EXERCISE DIRECTIONS: Extract, from the records beneath this instruction, each line that contains the word "name".

DATASET ROWS:

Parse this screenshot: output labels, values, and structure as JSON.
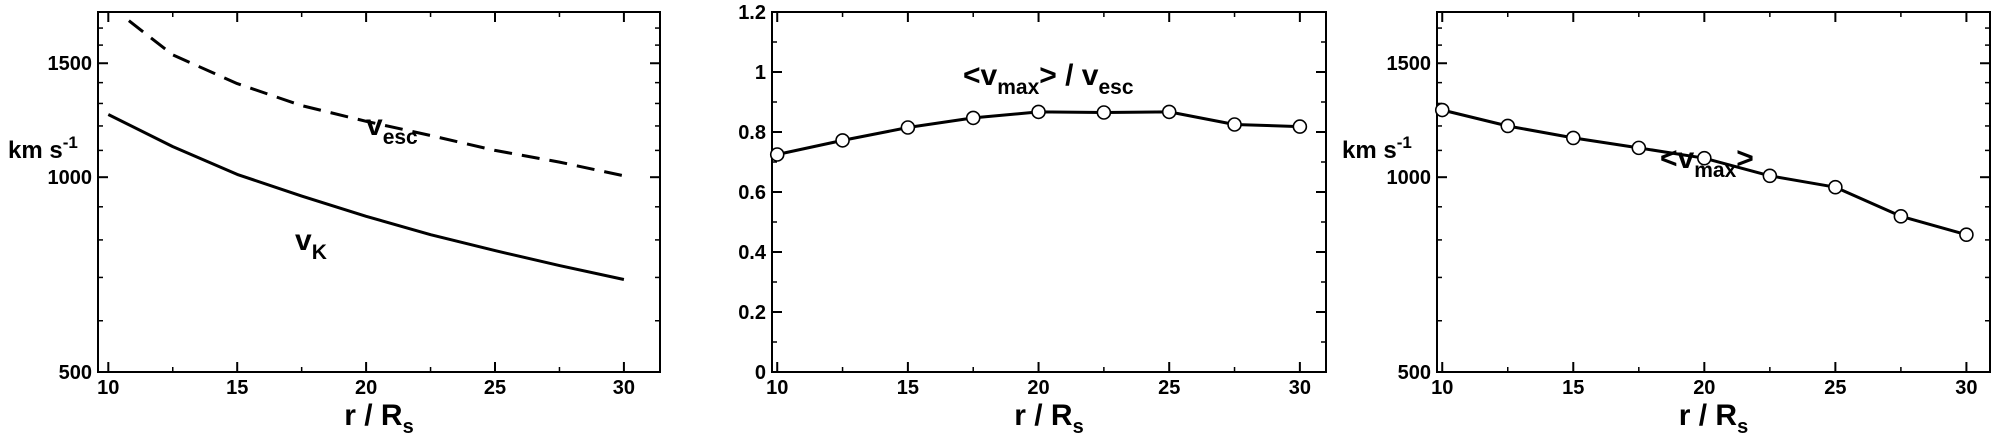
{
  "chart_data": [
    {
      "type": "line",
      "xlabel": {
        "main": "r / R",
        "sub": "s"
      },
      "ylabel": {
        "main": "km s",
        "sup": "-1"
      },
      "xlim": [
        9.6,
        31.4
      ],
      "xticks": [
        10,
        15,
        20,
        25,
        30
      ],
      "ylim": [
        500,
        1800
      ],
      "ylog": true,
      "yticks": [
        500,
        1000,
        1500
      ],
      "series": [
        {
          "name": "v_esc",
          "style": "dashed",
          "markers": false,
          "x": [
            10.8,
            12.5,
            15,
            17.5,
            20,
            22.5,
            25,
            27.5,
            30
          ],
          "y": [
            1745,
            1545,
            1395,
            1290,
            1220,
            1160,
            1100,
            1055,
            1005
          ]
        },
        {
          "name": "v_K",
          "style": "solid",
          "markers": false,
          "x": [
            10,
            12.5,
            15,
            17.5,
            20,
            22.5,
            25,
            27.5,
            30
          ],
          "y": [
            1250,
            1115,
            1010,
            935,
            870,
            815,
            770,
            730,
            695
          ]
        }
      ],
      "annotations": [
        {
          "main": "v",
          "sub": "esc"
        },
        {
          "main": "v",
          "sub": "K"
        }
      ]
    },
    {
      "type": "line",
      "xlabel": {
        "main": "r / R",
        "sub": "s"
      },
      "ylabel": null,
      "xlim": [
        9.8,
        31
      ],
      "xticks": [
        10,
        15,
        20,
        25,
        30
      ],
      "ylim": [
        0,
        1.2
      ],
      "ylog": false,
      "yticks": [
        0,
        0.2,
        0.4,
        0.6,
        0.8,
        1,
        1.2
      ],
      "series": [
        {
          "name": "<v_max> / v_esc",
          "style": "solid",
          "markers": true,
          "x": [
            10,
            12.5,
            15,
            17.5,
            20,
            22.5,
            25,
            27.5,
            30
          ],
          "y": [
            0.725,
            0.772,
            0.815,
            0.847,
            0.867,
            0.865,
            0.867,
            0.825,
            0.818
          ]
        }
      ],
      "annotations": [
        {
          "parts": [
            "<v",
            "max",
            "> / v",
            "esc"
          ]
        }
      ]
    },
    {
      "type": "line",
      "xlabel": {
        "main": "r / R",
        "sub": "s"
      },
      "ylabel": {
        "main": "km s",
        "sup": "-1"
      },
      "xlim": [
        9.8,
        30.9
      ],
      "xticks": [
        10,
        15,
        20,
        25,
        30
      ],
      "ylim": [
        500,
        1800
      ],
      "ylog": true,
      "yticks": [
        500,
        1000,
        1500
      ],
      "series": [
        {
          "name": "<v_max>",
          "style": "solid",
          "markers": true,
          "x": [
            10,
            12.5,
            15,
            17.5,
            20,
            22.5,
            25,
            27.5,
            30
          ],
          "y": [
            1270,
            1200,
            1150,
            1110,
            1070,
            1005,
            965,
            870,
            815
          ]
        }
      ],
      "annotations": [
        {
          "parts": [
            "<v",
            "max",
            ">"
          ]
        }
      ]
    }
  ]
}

THE SOLUTION:
          "name": "v_esc",
          "name": "v_K",
          "name": "<v_max> / v_esc",
          "name": "<v_max>",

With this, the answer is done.